• **WHAT NEEDS TO BE DONE**:
Copy all lines that contain the word "values".
***** PROVIDED RECORDS
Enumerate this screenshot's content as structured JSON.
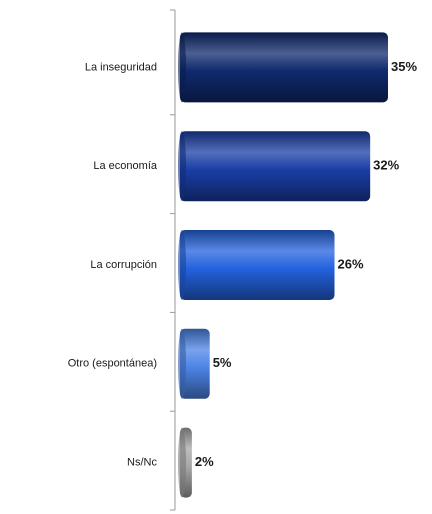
{
  "chart_data": {
    "type": "bar",
    "orientation": "horizontal",
    "categories": [
      "La inseguridad",
      "La economía",
      "La corrupción",
      "Otro (espontánea)",
      "Ns/Nc"
    ],
    "values": [
      35,
      32,
      26,
      5,
      2
    ],
    "value_labels": [
      "35%",
      "32%",
      "26%",
      "5%",
      "2%"
    ],
    "colors": [
      "#0f2a6e",
      "#1a3ea6",
      "#2462de",
      "#4c84e6",
      "#a8a8a8"
    ]
  }
}
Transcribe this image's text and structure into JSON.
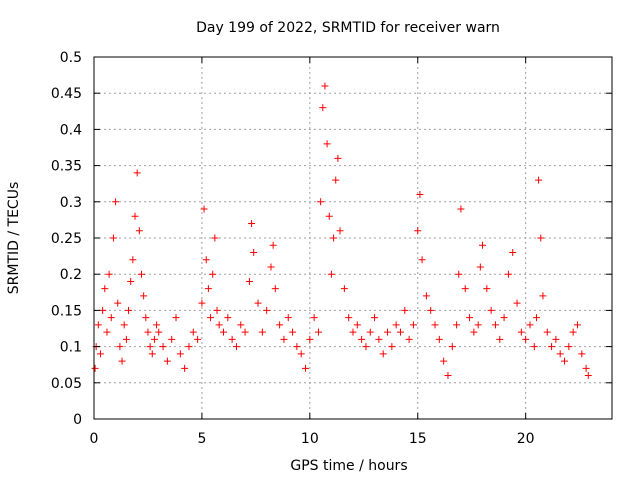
{
  "chart_data": {
    "type": "scatter",
    "title": "Day 199 of 2022, SRMTID for receiver warn",
    "xlabel": "GPS time / hours",
    "ylabel": "SRMTID / TECUs",
    "xlim": [
      0,
      24
    ],
    "ylim": [
      0,
      0.5
    ],
    "x_ticks": [
      0,
      5,
      10,
      15,
      20
    ],
    "x_tick_labels": [
      "0",
      "5",
      "10",
      "15",
      "20"
    ],
    "y_ticks": [
      0,
      0.05,
      0.1,
      0.15,
      0.2,
      0.25,
      0.3,
      0.35,
      0.4,
      0.45,
      0.5
    ],
    "y_tick_labels": [
      "0",
      "0.05",
      "0.1",
      "0.15",
      "0.2",
      "0.25",
      "0.3",
      "0.35",
      "0.4",
      "0.45",
      "0.5"
    ],
    "grid": true,
    "marker": "plus",
    "marker_color": "#ff0000",
    "x_range_data": [
      0,
      22.9
    ],
    "series": [
      {
        "name": "SRMTID",
        "x": [
          0.05,
          0.1,
          0.2,
          0.3,
          0.4,
          0.5,
          0.6,
          0.7,
          0.8,
          0.9,
          1.0,
          1.1,
          1.2,
          1.3,
          1.4,
          1.5,
          1.6,
          1.7,
          1.8,
          1.9,
          2.0,
          2.1,
          2.2,
          2.3,
          2.4,
          2.5,
          2.6,
          2.7,
          2.8,
          2.9,
          3.0,
          3.2,
          3.4,
          3.6,
          3.8,
          4.0,
          4.2,
          4.4,
          4.6,
          4.8,
          5.0,
          5.1,
          5.2,
          5.3,
          5.4,
          5.5,
          5.6,
          5.7,
          5.8,
          6.0,
          6.2,
          6.4,
          6.6,
          6.8,
          7.0,
          7.2,
          7.3,
          7.4,
          7.6,
          7.8,
          8.0,
          8.2,
          8.3,
          8.4,
          8.6,
          8.8,
          9.0,
          9.2,
          9.4,
          9.6,
          9.8,
          10.0,
          10.2,
          10.4,
          10.5,
          10.6,
          10.7,
          10.8,
          10.9,
          11.0,
          11.1,
          11.2,
          11.3,
          11.4,
          11.6,
          11.8,
          12.0,
          12.2,
          12.4,
          12.6,
          12.8,
          13.0,
          13.2,
          13.4,
          13.6,
          13.8,
          14.0,
          14.2,
          14.4,
          14.6,
          14.8,
          15.0,
          15.1,
          15.2,
          15.4,
          15.6,
          15.8,
          16.0,
          16.2,
          16.4,
          16.6,
          16.8,
          16.9,
          17.0,
          17.2,
          17.4,
          17.6,
          17.8,
          17.9,
          18.0,
          18.2,
          18.4,
          18.6,
          18.8,
          19.0,
          19.2,
          19.4,
          19.6,
          19.8,
          20.0,
          20.2,
          20.4,
          20.5,
          20.6,
          20.7,
          20.8,
          21.0,
          21.2,
          21.4,
          21.6,
          21.8,
          22.0,
          22.2,
          22.4,
          22.6,
          22.8,
          22.9
        ],
        "y": [
          0.07,
          0.1,
          0.13,
          0.09,
          0.15,
          0.18,
          0.12,
          0.2,
          0.14,
          0.25,
          0.3,
          0.16,
          0.1,
          0.08,
          0.13,
          0.11,
          0.15,
          0.19,
          0.22,
          0.28,
          0.34,
          0.26,
          0.2,
          0.17,
          0.14,
          0.12,
          0.1,
          0.09,
          0.11,
          0.13,
          0.12,
          0.1,
          0.08,
          0.11,
          0.14,
          0.09,
          0.07,
          0.1,
          0.12,
          0.11,
          0.16,
          0.29,
          0.22,
          0.18,
          0.14,
          0.2,
          0.25,
          0.15,
          0.13,
          0.12,
          0.14,
          0.11,
          0.1,
          0.13,
          0.12,
          0.19,
          0.27,
          0.23,
          0.16,
          0.12,
          0.15,
          0.21,
          0.24,
          0.18,
          0.13,
          0.11,
          0.14,
          0.12,
          0.1,
          0.09,
          0.07,
          0.11,
          0.14,
          0.12,
          0.3,
          0.43,
          0.46,
          0.38,
          0.28,
          0.2,
          0.25,
          0.33,
          0.36,
          0.26,
          0.18,
          0.14,
          0.12,
          0.13,
          0.11,
          0.1,
          0.12,
          0.14,
          0.11,
          0.09,
          0.12,
          0.1,
          0.13,
          0.12,
          0.15,
          0.11,
          0.13,
          0.26,
          0.31,
          0.22,
          0.17,
          0.15,
          0.13,
          0.11,
          0.08,
          0.06,
          0.1,
          0.13,
          0.2,
          0.29,
          0.18,
          0.14,
          0.12,
          0.13,
          0.21,
          0.24,
          0.18,
          0.15,
          0.13,
          0.11,
          0.14,
          0.2,
          0.23,
          0.16,
          0.12,
          0.11,
          0.13,
          0.1,
          0.14,
          0.33,
          0.25,
          0.17,
          0.12,
          0.1,
          0.11,
          0.09,
          0.08,
          0.1,
          0.12,
          0.13,
          0.09,
          0.07,
          0.06
        ]
      }
    ]
  }
}
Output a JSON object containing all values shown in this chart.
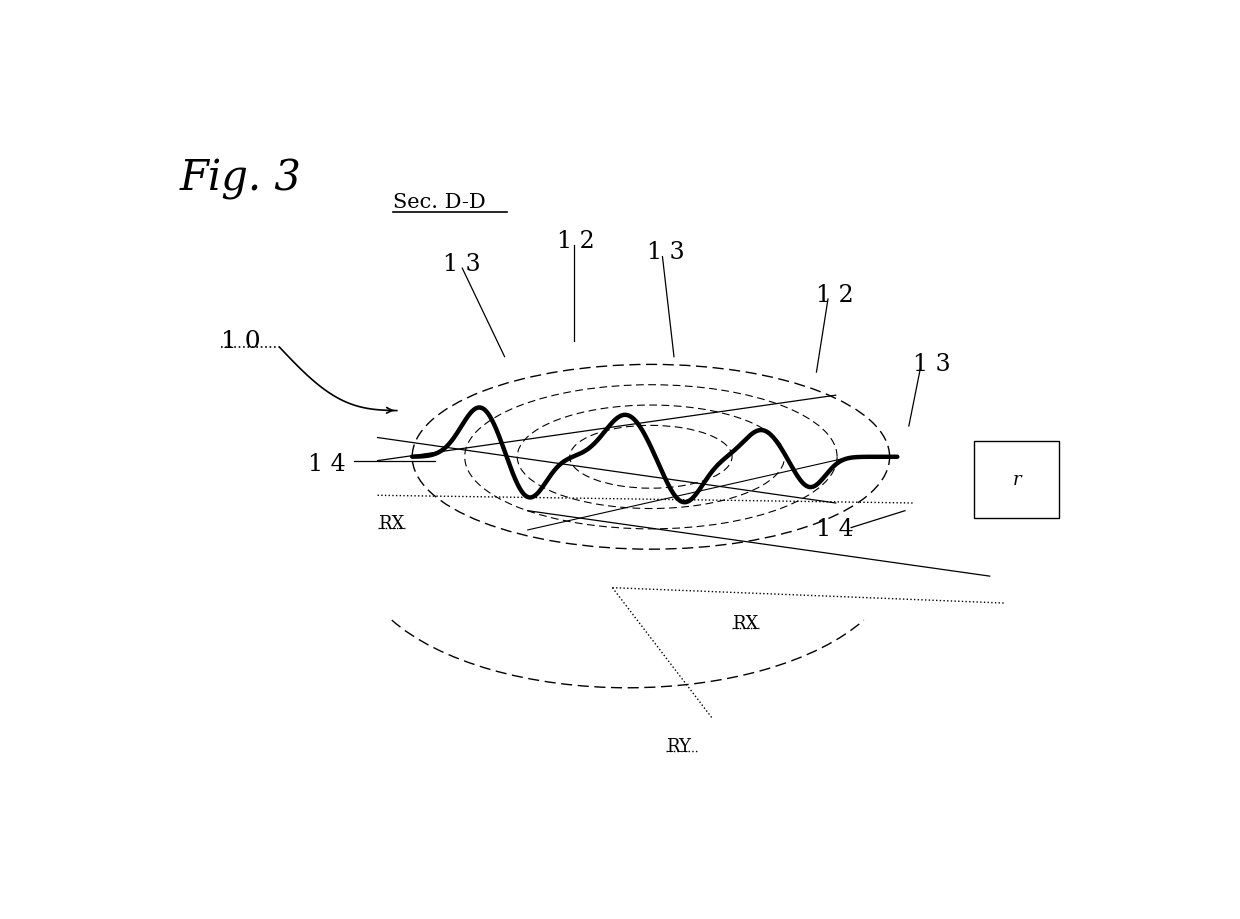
{
  "title": "Fig. 3",
  "sec_label": "Sec. D-D",
  "bg_color": "#ffffff",
  "line_color": "#000000",
  "label_10": "1 0",
  "label_12": "1 2",
  "label_13": "1 3",
  "label_14": "1 4",
  "label_RX": "RX",
  "label_RY": "RY",
  "label_r": "r"
}
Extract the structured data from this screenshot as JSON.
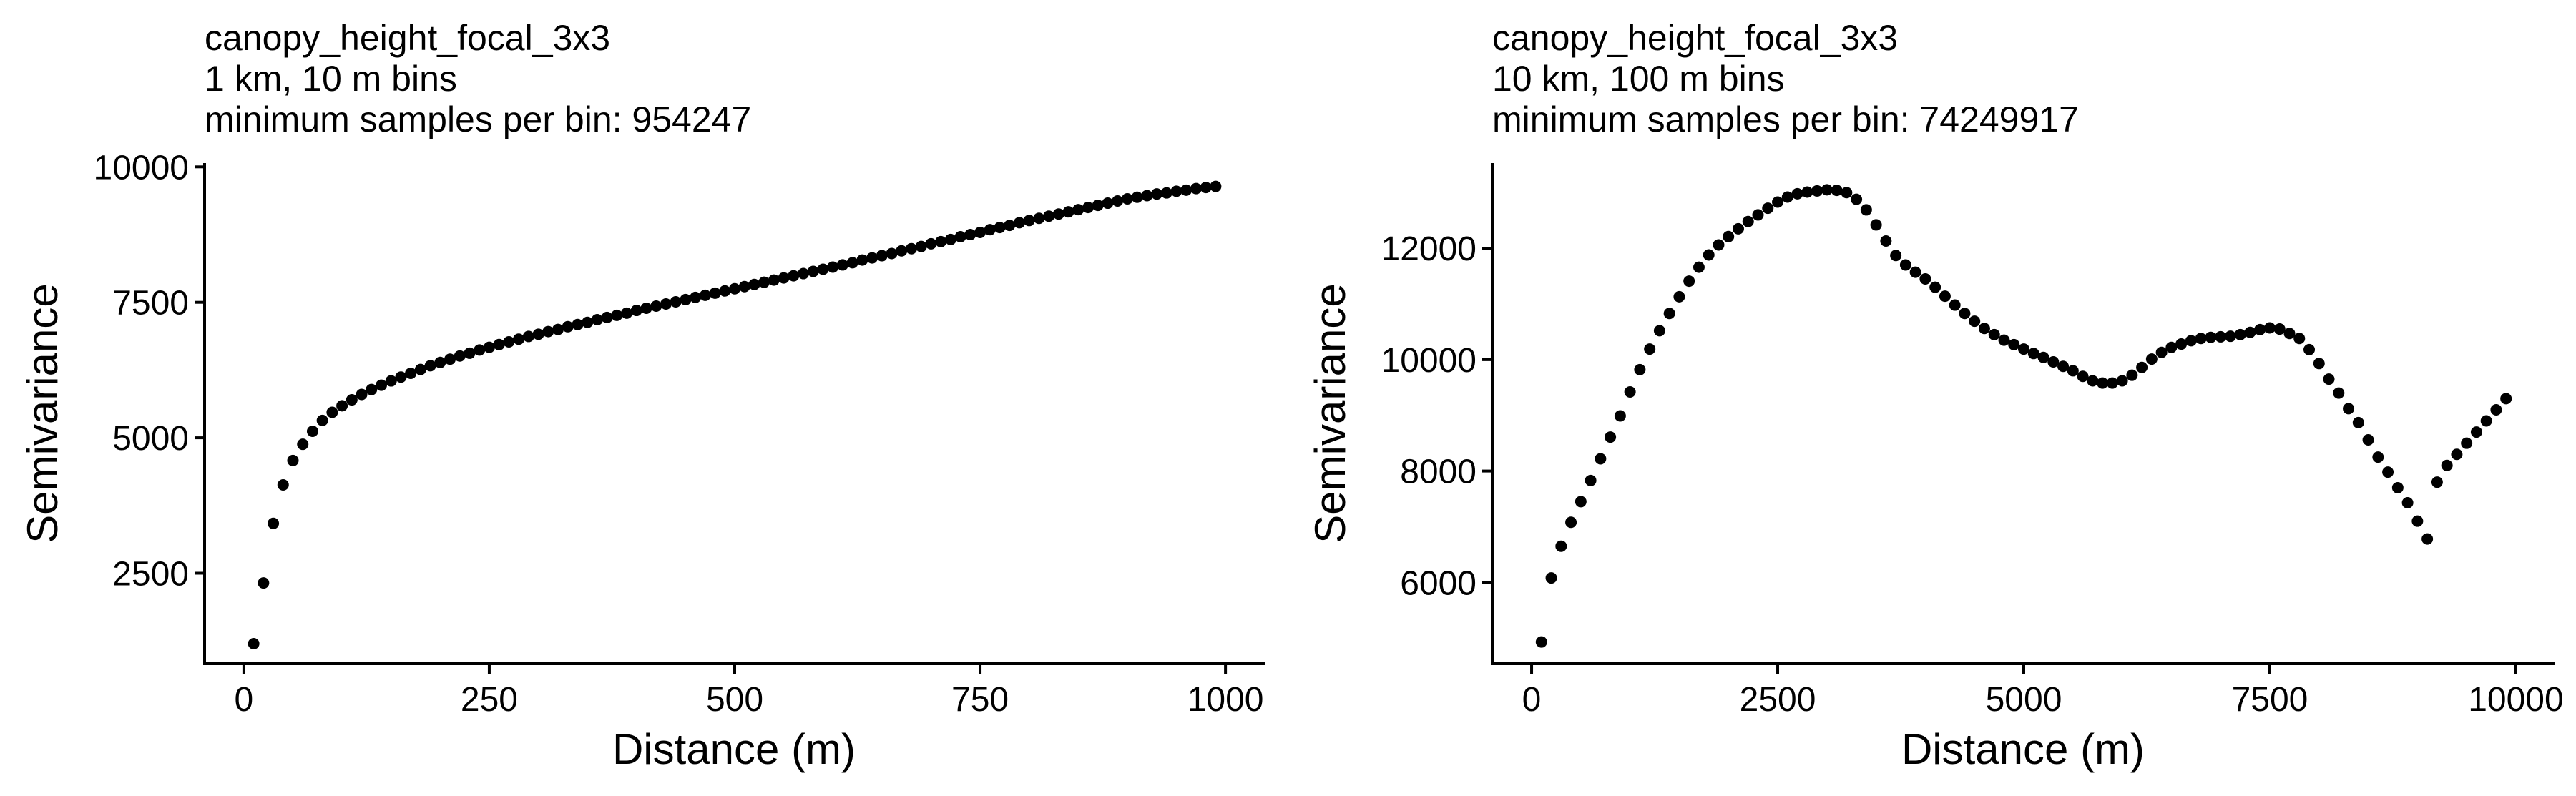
{
  "chart_data": [
    {
      "type": "scatter",
      "title_lines": [
        "canopy_height_focal_3x3",
        "1 km, 10 m bins",
        "minimum samples per bin: 954247"
      ],
      "xlabel": "Distance (m)",
      "ylabel": "Semivariance",
      "xlim": [
        -40,
        1040
      ],
      "ylim": [
        830,
        10070
      ],
      "x_ticks": [
        0,
        250,
        500,
        750,
        1000
      ],
      "x_tick_labels": [
        "0",
        "250",
        "500",
        "750",
        "1000"
      ],
      "y_ticks": [
        2500,
        5000,
        7500,
        10000
      ],
      "y_tick_labels": [
        "2500",
        "5000",
        "7500",
        "10000"
      ],
      "grid": false,
      "series": [
        {
          "name": "semivariance",
          "x": [
            10,
            20,
            30,
            40,
            50,
            60,
            70,
            80,
            90,
            100,
            110,
            120,
            130,
            140,
            150,
            160,
            170,
            180,
            190,
            200,
            210,
            220,
            230,
            240,
            250,
            260,
            270,
            280,
            290,
            300,
            310,
            320,
            330,
            340,
            350,
            360,
            370,
            380,
            390,
            400,
            410,
            420,
            430,
            440,
            450,
            460,
            470,
            480,
            490,
            500,
            510,
            520,
            530,
            540,
            550,
            560,
            570,
            580,
            590,
            600,
            610,
            620,
            630,
            640,
            650,
            660,
            670,
            680,
            690,
            700,
            710,
            720,
            730,
            740,
            750,
            760,
            770,
            780,
            790,
            800,
            810,
            820,
            830,
            840,
            850,
            860,
            870,
            880,
            890,
            900,
            910,
            920,
            930,
            940,
            950,
            960,
            970,
            980,
            990
          ],
          "y": [
            1200,
            2320,
            3420,
            4130,
            4580,
            4880,
            5120,
            5320,
            5470,
            5590,
            5700,
            5800,
            5890,
            5970,
            6050,
            6120,
            6190,
            6260,
            6330,
            6390,
            6450,
            6510,
            6560,
            6620,
            6670,
            6720,
            6770,
            6820,
            6870,
            6910,
            6960,
            7000,
            7050,
            7090,
            7130,
            7180,
            7220,
            7260,
            7300,
            7350,
            7390,
            7430,
            7470,
            7510,
            7550,
            7590,
            7630,
            7670,
            7710,
            7750,
            7790,
            7830,
            7870,
            7910,
            7950,
            7990,
            8030,
            8070,
            8110,
            8150,
            8190,
            8230,
            8280,
            8320,
            8360,
            8400,
            8450,
            8490,
            8530,
            8580,
            8620,
            8660,
            8710,
            8750,
            8790,
            8840,
            8880,
            8920,
            8970,
            9010,
            9050,
            9090,
            9130,
            9170,
            9210,
            9250,
            9290,
            9330,
            9370,
            9410,
            9440,
            9470,
            9500,
            9520,
            9550,
            9570,
            9600,
            9620,
            9640
          ]
        }
      ]
    },
    {
      "type": "scatter",
      "title_lines": [
        "canopy_height_focal_3x3",
        "10 km, 100 m bins",
        "minimum samples per bin: 74249917"
      ],
      "xlabel": "Distance (m)",
      "ylabel": "Semivariance",
      "xlim": [
        -400,
        10400
      ],
      "ylim": [
        4540,
        13530
      ],
      "x_ticks": [
        0,
        2500,
        5000,
        7500,
        10000
      ],
      "x_tick_labels": [
        "0",
        "2500",
        "5000",
        "7500",
        "10000"
      ],
      "y_ticks": [
        6000,
        8000,
        10000,
        12000
      ],
      "y_tick_labels": [
        "6000",
        "8000",
        "10000",
        "12000"
      ],
      "grid": false,
      "series": [
        {
          "name": "semivariance",
          "x": [
            100,
            200,
            300,
            400,
            500,
            600,
            700,
            800,
            900,
            1000,
            1100,
            1200,
            1300,
            1400,
            1500,
            1600,
            1700,
            1800,
            1900,
            2000,
            2100,
            2200,
            2300,
            2400,
            2500,
            2600,
            2700,
            2800,
            2900,
            3000,
            3100,
            3200,
            3300,
            3400,
            3500,
            3600,
            3700,
            3800,
            3900,
            4000,
            4100,
            4200,
            4300,
            4400,
            4500,
            4600,
            4700,
            4800,
            4900,
            5000,
            5100,
            5200,
            5300,
            5400,
            5500,
            5600,
            5700,
            5800,
            5900,
            6000,
            6100,
            6200,
            6300,
            6400,
            6500,
            6600,
            6700,
            6800,
            6900,
            7000,
            7100,
            7200,
            7300,
            7400,
            7500,
            7600,
            7700,
            7800,
            7900,
            8000,
            8100,
            8200,
            8300,
            8400,
            8500,
            8600,
            8700,
            8800,
            8900,
            9000,
            9100,
            9200,
            9300,
            9400,
            9500,
            9600,
            9700,
            9800,
            9900
          ],
          "y": [
            4930,
            6080,
            6650,
            7080,
            7450,
            7830,
            8220,
            8610,
            8990,
            9420,
            9820,
            10190,
            10520,
            10830,
            11130,
            11410,
            11660,
            11880,
            12060,
            12210,
            12350,
            12480,
            12600,
            12720,
            12830,
            12920,
            12980,
            13010,
            13030,
            13050,
            13040,
            13000,
            12880,
            12690,
            12420,
            12130,
            11870,
            11700,
            11570,
            11450,
            11300,
            11140,
            10980,
            10830,
            10690,
            10560,
            10450,
            10350,
            10270,
            10190,
            10110,
            10040,
            9960,
            9880,
            9800,
            9700,
            9620,
            9580,
            9580,
            9620,
            9720,
            9860,
            10010,
            10130,
            10220,
            10280,
            10340,
            10380,
            10400,
            10410,
            10420,
            10450,
            10490,
            10540,
            10570,
            10550,
            10470,
            10380,
            10180,
            9930,
            9650,
            9400,
            9120,
            8870,
            8560,
            8250,
            7980,
            7700,
            7430,
            7100,
            6780,
            7800,
            8100,
            8300,
            8500,
            8700,
            8900,
            9100,
            9300
          ]
        }
      ]
    }
  ]
}
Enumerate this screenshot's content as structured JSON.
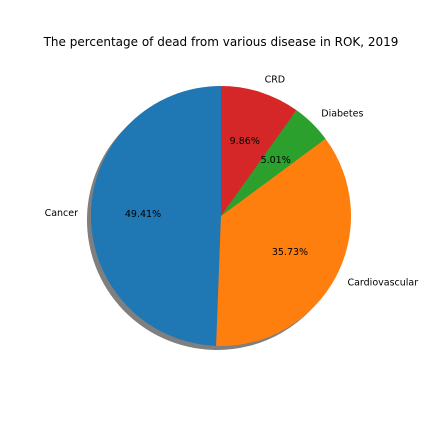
**********
• **SOLUTION BELOW**:
    "values": [
Output a JSON object containing all values shown in this chart.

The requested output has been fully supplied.